■ **Directions**:
Extract every line that contains the string "dioxide".

** START Information shown **

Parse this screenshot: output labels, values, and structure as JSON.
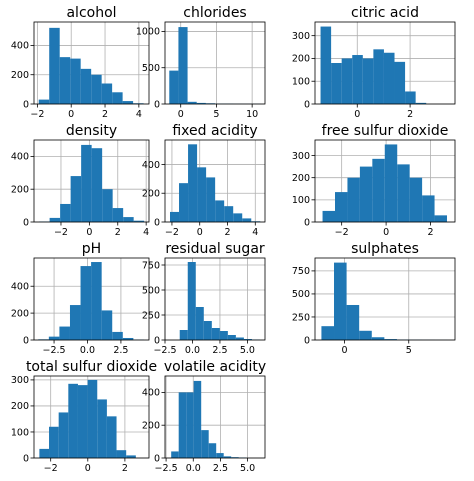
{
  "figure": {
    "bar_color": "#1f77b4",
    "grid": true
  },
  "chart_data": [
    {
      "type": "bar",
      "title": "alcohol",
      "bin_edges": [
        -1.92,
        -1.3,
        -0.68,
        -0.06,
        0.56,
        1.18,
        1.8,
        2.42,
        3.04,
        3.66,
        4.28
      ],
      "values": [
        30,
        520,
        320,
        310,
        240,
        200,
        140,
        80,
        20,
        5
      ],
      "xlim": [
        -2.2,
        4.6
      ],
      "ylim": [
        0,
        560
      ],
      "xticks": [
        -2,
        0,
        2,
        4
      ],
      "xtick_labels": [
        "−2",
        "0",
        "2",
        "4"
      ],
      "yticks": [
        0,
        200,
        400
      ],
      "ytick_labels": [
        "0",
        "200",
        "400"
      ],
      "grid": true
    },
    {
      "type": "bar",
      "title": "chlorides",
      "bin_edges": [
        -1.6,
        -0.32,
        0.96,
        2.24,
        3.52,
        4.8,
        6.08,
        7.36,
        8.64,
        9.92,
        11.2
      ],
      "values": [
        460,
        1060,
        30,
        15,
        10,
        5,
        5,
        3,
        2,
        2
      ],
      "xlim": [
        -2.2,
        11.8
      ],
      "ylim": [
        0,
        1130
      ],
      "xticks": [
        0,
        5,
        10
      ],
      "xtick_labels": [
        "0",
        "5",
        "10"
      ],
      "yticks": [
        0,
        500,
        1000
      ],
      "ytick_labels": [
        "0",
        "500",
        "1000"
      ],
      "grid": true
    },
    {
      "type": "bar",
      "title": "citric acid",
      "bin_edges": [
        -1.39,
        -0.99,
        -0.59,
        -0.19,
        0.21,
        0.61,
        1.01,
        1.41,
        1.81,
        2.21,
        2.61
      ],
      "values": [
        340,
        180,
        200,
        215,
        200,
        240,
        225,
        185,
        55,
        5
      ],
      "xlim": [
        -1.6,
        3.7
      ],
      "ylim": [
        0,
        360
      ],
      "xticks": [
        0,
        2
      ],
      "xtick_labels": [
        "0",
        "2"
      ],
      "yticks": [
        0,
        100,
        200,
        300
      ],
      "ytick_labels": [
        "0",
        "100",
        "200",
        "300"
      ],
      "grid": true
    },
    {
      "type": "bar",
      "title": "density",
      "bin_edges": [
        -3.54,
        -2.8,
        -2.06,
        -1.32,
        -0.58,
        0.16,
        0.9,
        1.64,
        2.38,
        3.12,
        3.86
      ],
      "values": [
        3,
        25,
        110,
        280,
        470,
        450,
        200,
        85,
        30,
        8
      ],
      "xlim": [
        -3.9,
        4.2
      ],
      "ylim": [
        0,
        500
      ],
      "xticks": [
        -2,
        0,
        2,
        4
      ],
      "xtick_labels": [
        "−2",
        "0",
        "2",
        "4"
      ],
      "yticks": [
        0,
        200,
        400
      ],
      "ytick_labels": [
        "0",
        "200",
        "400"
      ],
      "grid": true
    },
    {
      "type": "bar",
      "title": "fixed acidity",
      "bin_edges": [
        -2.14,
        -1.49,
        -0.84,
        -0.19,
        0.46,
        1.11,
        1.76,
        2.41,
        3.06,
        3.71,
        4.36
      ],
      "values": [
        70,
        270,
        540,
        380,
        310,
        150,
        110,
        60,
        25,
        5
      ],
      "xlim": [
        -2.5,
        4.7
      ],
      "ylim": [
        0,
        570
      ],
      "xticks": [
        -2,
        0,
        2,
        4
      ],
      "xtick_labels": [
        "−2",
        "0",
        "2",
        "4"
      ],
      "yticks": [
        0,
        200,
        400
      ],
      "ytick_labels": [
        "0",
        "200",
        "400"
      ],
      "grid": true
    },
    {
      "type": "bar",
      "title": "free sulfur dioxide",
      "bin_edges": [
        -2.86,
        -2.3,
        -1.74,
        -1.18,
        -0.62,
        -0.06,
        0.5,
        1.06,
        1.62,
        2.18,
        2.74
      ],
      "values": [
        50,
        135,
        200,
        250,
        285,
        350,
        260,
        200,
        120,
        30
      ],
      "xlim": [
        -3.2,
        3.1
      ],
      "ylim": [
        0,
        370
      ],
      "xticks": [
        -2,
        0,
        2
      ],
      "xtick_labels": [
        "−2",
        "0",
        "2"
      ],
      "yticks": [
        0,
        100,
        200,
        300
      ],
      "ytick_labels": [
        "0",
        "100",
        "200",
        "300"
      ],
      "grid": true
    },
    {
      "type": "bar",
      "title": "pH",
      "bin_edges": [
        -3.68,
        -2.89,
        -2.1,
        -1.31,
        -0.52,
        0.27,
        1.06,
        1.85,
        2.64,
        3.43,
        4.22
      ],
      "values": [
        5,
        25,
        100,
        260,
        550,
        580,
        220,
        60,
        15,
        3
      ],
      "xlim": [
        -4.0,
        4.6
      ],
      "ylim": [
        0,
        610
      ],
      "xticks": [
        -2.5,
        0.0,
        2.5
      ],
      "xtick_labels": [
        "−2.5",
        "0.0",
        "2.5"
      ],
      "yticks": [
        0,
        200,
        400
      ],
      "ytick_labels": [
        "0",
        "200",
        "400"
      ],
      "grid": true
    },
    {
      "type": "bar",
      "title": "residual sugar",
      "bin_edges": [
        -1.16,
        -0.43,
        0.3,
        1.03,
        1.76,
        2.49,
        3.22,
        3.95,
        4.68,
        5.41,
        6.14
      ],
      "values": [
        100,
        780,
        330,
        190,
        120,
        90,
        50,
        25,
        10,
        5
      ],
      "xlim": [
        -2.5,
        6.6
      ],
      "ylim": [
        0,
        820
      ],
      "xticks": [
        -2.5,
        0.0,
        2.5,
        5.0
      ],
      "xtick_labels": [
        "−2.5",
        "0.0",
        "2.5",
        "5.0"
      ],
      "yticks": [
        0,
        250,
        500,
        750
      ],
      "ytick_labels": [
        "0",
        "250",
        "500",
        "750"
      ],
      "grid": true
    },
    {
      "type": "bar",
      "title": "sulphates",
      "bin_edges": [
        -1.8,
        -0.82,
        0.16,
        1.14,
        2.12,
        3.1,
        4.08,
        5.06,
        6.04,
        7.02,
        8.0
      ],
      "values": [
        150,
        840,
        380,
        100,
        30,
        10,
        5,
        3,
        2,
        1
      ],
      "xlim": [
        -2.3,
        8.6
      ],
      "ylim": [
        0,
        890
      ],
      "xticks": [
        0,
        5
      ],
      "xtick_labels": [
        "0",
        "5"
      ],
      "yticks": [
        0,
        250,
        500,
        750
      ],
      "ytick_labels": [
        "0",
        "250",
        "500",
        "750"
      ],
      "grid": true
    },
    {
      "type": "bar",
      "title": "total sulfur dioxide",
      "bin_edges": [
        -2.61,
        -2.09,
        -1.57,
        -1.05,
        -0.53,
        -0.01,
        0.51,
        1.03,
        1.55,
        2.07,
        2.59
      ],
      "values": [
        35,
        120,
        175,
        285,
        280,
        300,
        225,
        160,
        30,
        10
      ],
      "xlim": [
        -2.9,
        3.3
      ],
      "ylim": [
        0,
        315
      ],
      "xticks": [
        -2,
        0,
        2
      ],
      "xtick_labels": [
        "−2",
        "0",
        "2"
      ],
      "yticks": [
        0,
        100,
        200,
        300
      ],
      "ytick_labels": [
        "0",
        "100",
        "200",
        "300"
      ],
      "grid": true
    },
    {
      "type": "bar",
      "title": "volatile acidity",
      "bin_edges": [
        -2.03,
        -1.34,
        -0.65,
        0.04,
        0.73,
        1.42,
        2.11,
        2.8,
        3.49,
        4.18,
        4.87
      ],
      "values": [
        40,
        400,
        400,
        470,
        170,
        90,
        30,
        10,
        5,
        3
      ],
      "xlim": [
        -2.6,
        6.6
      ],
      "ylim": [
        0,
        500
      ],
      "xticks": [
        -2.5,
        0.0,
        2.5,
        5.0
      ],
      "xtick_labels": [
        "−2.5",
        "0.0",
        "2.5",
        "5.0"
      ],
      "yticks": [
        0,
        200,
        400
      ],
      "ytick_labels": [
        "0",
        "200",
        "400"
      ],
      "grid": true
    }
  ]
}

** END Information shown **

■ **Result of the exercise**:
      "title": "free sulfur dioxide",
      "title": "total sulfur dioxide",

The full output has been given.